(Entries with figure data)

================

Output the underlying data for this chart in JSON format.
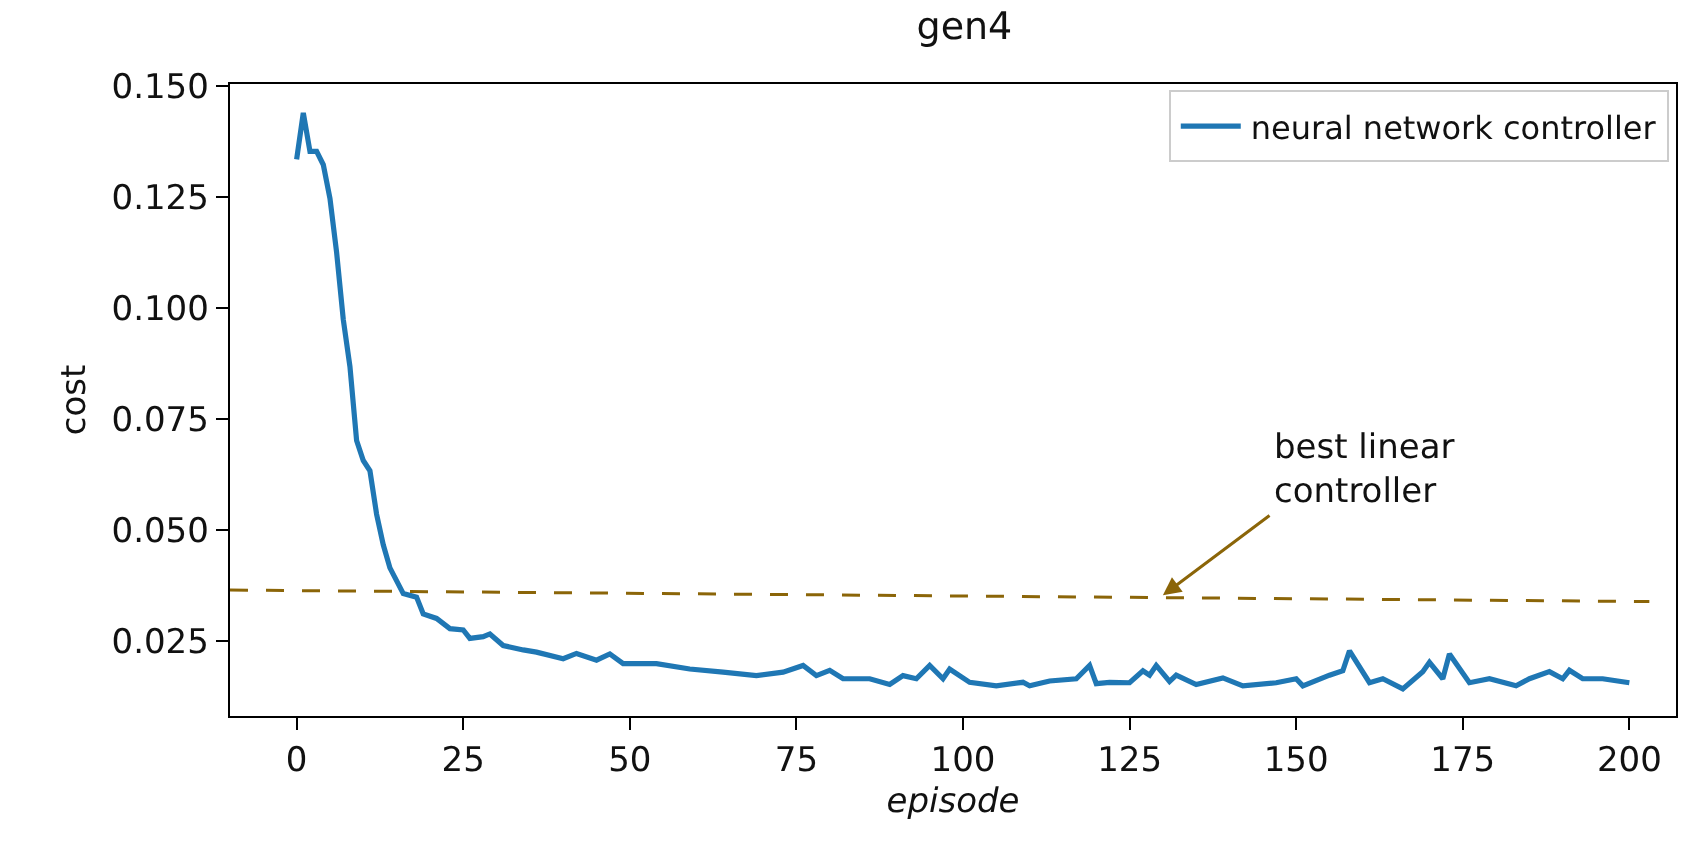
{
  "chart_data": {
    "type": "line",
    "title": "gen4",
    "xlabel": "episode",
    "ylabel": "cost",
    "series": [
      {
        "name": "neural network controller",
        "color": "#1f77b4",
        "x": [
          0,
          1,
          2,
          3,
          4,
          5,
          6,
          7,
          8,
          9,
          10,
          11,
          12,
          13,
          14,
          16,
          18,
          19,
          21,
          23,
          25,
          26,
          28,
          29,
          31,
          34,
          36,
          40,
          42,
          45,
          47,
          49,
          54,
          59,
          64,
          69,
          73,
          76,
          78,
          80,
          82,
          86,
          89,
          91,
          93,
          95,
          97,
          98,
          101,
          105,
          109,
          110,
          113,
          117,
          119,
          120,
          122,
          125,
          127,
          128,
          129,
          131,
          132,
          135,
          139,
          142,
          147,
          150,
          151,
          155,
          157,
          158,
          161,
          163,
          166,
          169,
          170,
          172,
          173,
          176,
          179,
          183,
          185,
          188,
          190,
          191,
          193,
          196,
          200
        ],
        "values": [
          0.1335,
          0.144,
          0.1353,
          0.1353,
          0.1323,
          0.1247,
          0.1125,
          0.0974,
          0.0868,
          0.0701,
          0.0656,
          0.0633,
          0.0535,
          0.0466,
          0.0414,
          0.0356,
          0.0348,
          0.031,
          0.03,
          0.0277,
          0.0274,
          0.0255,
          0.0259,
          0.0265,
          0.0239,
          0.0229,
          0.0224,
          0.0209,
          0.0221,
          0.0206,
          0.022,
          0.0198,
          0.0198,
          0.0186,
          0.0179,
          0.0171,
          0.0179,
          0.0194,
          0.0171,
          0.0183,
          0.0164,
          0.0164,
          0.0151,
          0.0171,
          0.0164,
          0.0194,
          0.0164,
          0.0186,
          0.0156,
          0.0148,
          0.0156,
          0.0148,
          0.0159,
          0.0164,
          0.0194,
          0.0153,
          0.0156,
          0.0155,
          0.0182,
          0.0172,
          0.0194,
          0.0158,
          0.0172,
          0.0151,
          0.0166,
          0.0148,
          0.0155,
          0.0164,
          0.0148,
          0.0172,
          0.0182,
          0.0227,
          0.0155,
          0.0164,
          0.0141,
          0.018,
          0.0201,
          0.0164,
          0.022,
          0.0155,
          0.0164,
          0.0148,
          0.0164,
          0.018,
          0.0164,
          0.0183,
          0.0164,
          0.0164,
          0.0155
        ]
      },
      {
        "color": "#8b6508",
        "line_style": "dashed",
        "x": [
          -10,
          203
        ],
        "values": [
          0.0364,
          0.0338
        ]
      }
    ],
    "annotations": [
      {
        "text": "best linear\ncontroller",
        "x": 130,
        "y": 0.0352
      }
    ],
    "xlim": [
      -10,
      207
    ],
    "ylim": [
      0.008,
      0.1505
    ],
    "xticks": [
      0,
      25,
      50,
      75,
      100,
      125,
      150,
      175,
      200
    ],
    "yticks": [
      {
        "value": 0.025,
        "label": "0.025"
      },
      {
        "value": 0.05,
        "label": "0.050"
      },
      {
        "value": 0.075,
        "label": "0.075"
      },
      {
        "value": 0.1,
        "label": "0.100"
      },
      {
        "value": 0.125,
        "label": "0.125"
      },
      {
        "value": 0.15,
        "label": "0.150"
      }
    ],
    "legend": "top right",
    "marker": "none",
    "line_style": "solid"
  }
}
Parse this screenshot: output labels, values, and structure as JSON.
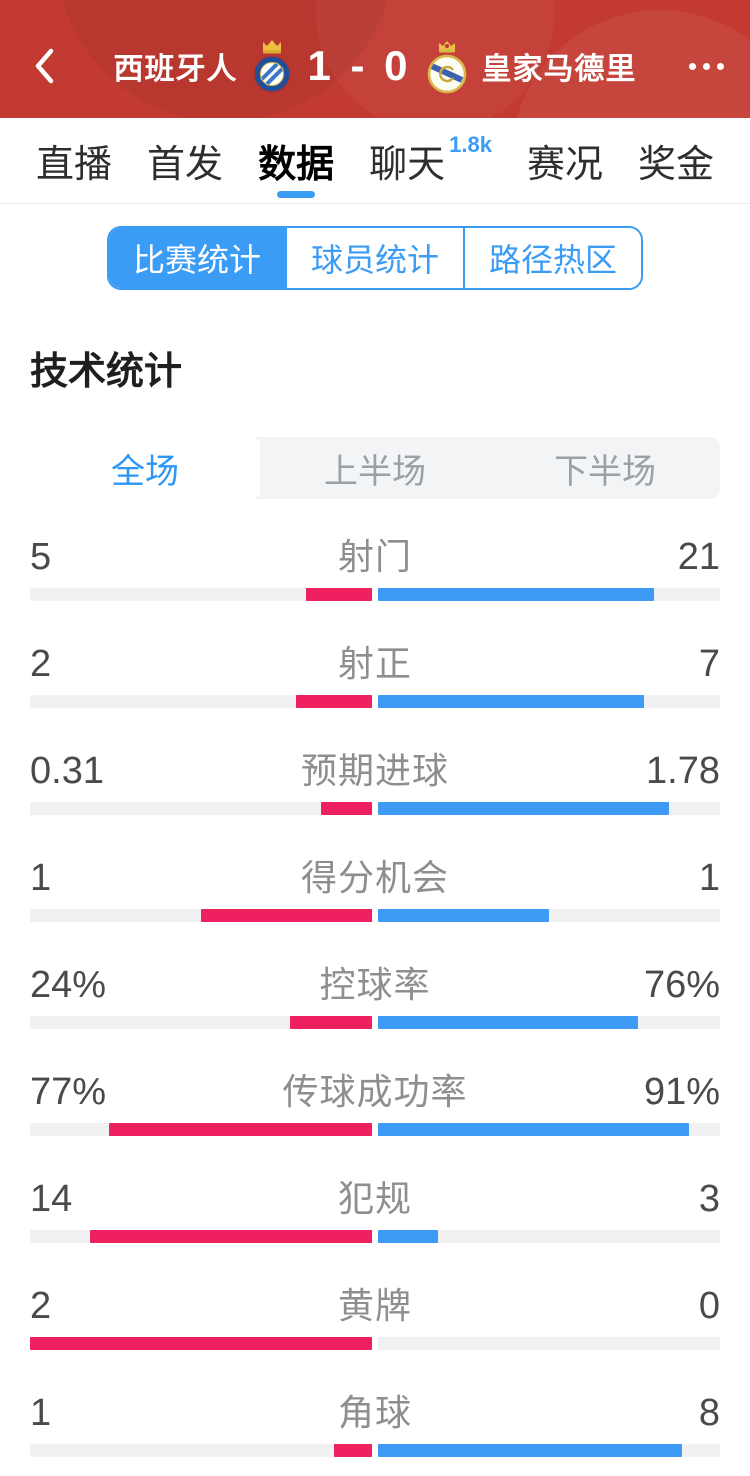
{
  "header": {
    "home_team": "西班牙人",
    "away_team": "皇家马德里",
    "score_display": "1 - 0",
    "icons": {
      "back": "chevron-left",
      "more": "ellipsis-horizontal",
      "home_crest": "espanyol-crest",
      "away_crest": "real-madrid-crest"
    },
    "colors": {
      "bar_background": "#c23a31",
      "text": "#ffffff"
    }
  },
  "nav": {
    "items": [
      {
        "label": "直播",
        "active": false
      },
      {
        "label": "首发",
        "active": false
      },
      {
        "label": "数据",
        "active": true
      },
      {
        "label": "聊天",
        "active": false,
        "badge": "1.8k"
      },
      {
        "label": "赛况",
        "active": false
      },
      {
        "label": "奖金",
        "active": false
      }
    ],
    "active_underline_color": "#3b9cf5"
  },
  "sub_tabs": {
    "items": [
      {
        "label": "比赛统计",
        "active": true
      },
      {
        "label": "球员统计",
        "active": false
      },
      {
        "label": "路径热区",
        "active": false
      }
    ],
    "accent_color": "#3b9cf5"
  },
  "section_title": "技术统计",
  "period_tabs": {
    "items": [
      {
        "label": "全场",
        "active": true
      },
      {
        "label": "上半场",
        "active": false
      },
      {
        "label": "下半场",
        "active": false
      }
    ]
  },
  "chart_data": {
    "type": "bar",
    "orientation": "horizontal-paired-from-center",
    "title": "技术统计",
    "legend": {
      "left_series": "西班牙人",
      "right_series": "皇家马德里"
    },
    "categories": [
      "射门",
      "射正",
      "预期进球",
      "得分机会",
      "控球率",
      "传球成功率",
      "犯规",
      "黄牌",
      "角球"
    ],
    "series": [
      {
        "name": "西班牙人",
        "values": [
          5,
          2,
          0.31,
          1,
          24,
          77,
          14,
          2,
          1
        ]
      },
      {
        "name": "皇家马德里",
        "values": [
          21,
          7,
          1.78,
          1,
          76,
          91,
          3,
          0,
          8
        ]
      }
    ],
    "rows": [
      {
        "label": "射门",
        "home": "5",
        "away": "21",
        "home_pct": 19.2,
        "away_pct": 80.8
      },
      {
        "label": "射正",
        "home": "2",
        "away": "7",
        "home_pct": 22.2,
        "away_pct": 77.8
      },
      {
        "label": "预期进球",
        "home": "0.31",
        "away": "1.78",
        "home_pct": 14.8,
        "away_pct": 85.2
      },
      {
        "label": "得分机会",
        "home": "1",
        "away": "1",
        "home_pct": 50,
        "away_pct": 50
      },
      {
        "label": "控球率",
        "home": "24%",
        "away": "76%",
        "home_pct": 24,
        "away_pct": 76
      },
      {
        "label": "传球成功率",
        "home": "77%",
        "away": "91%",
        "home_pct": 77,
        "away_pct": 91
      },
      {
        "label": "犯规",
        "home": "14",
        "away": "3",
        "home_pct": 82.4,
        "away_pct": 17.6
      },
      {
        "label": "黄牌",
        "home": "2",
        "away": "0",
        "home_pct": 100,
        "away_pct": 0
      },
      {
        "label": "角球",
        "home": "1",
        "away": "8",
        "home_pct": 11.1,
        "away_pct": 88.9
      }
    ],
    "colors": {
      "home_bar": "#ee205f",
      "away_bar": "#3e9bf5",
      "track": "#f1f1f3"
    }
  }
}
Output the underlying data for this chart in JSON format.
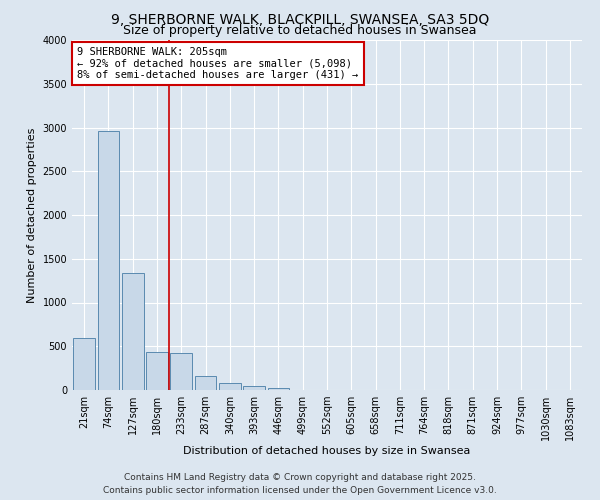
{
  "title": "9, SHERBORNE WALK, BLACKPILL, SWANSEA, SA3 5DQ",
  "subtitle": "Size of property relative to detached houses in Swansea",
  "xlabel": "Distribution of detached houses by size in Swansea",
  "ylabel": "Number of detached properties",
  "footer_line1": "Contains HM Land Registry data © Crown copyright and database right 2025.",
  "footer_line2": "Contains public sector information licensed under the Open Government Licence v3.0.",
  "categories": [
    "21sqm",
    "74sqm",
    "127sqm",
    "180sqm",
    "233sqm",
    "287sqm",
    "340sqm",
    "393sqm",
    "446sqm",
    "499sqm",
    "552sqm",
    "605sqm",
    "658sqm",
    "711sqm",
    "764sqm",
    "818sqm",
    "871sqm",
    "924sqm",
    "977sqm",
    "1030sqm",
    "1083sqm"
  ],
  "values": [
    600,
    2960,
    1340,
    430,
    420,
    165,
    75,
    45,
    20,
    0,
    0,
    0,
    0,
    0,
    0,
    0,
    0,
    0,
    0,
    0,
    0
  ],
  "bar_color": "#c8d8e8",
  "bar_edge_color": "#5a8ab0",
  "vline_color": "#cc0000",
  "annotation_text": "9 SHERBORNE WALK: 205sqm\n← 92% of detached houses are smaller (5,098)\n8% of semi-detached houses are larger (431) →",
  "annotation_box_facecolor": "#ffffff",
  "annotation_box_edgecolor": "#cc0000",
  "ylim": [
    0,
    4000
  ],
  "yticks": [
    0,
    500,
    1000,
    1500,
    2000,
    2500,
    3000,
    3500,
    4000
  ],
  "background_color": "#dce6f0",
  "plot_background_color": "#dce6f0",
  "grid_color": "#ffffff",
  "title_fontsize": 10,
  "subtitle_fontsize": 9,
  "axis_label_fontsize": 8,
  "tick_fontsize": 7,
  "annotation_fontsize": 7.5,
  "footer_fontsize": 6.5
}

================

> _Work to do_
Read the data above. Pull out each line in which the string "ffffff" appears.

> _Answer for the task_
      "text": "#ffffff"
  "annotation_box_facecolor": "#ffffff",
  "grid_color": "#ffffff",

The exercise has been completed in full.